From the records, pick out and copy each line containing "date".

====== Data ======

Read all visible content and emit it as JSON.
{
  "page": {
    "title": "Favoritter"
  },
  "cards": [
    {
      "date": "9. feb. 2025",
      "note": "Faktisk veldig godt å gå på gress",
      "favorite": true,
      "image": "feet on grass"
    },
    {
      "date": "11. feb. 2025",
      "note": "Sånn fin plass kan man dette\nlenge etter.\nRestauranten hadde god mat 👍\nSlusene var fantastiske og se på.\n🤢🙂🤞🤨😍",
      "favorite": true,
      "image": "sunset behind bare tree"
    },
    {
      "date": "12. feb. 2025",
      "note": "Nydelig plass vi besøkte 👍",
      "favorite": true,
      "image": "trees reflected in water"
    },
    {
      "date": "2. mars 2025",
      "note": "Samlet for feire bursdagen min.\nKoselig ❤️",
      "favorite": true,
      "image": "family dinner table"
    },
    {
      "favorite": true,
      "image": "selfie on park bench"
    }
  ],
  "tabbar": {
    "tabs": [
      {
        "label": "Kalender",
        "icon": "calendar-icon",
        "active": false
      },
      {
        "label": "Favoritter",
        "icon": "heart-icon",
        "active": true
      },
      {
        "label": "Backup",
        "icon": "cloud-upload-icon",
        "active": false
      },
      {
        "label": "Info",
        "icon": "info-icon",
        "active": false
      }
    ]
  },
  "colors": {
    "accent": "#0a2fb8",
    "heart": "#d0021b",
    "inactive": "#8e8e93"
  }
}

======

The response:
      "date": "9. feb. 2025",
      "date": "11. feb. 2025",
      "date": "12. feb. 2025",
      "date": "2. mars 2025",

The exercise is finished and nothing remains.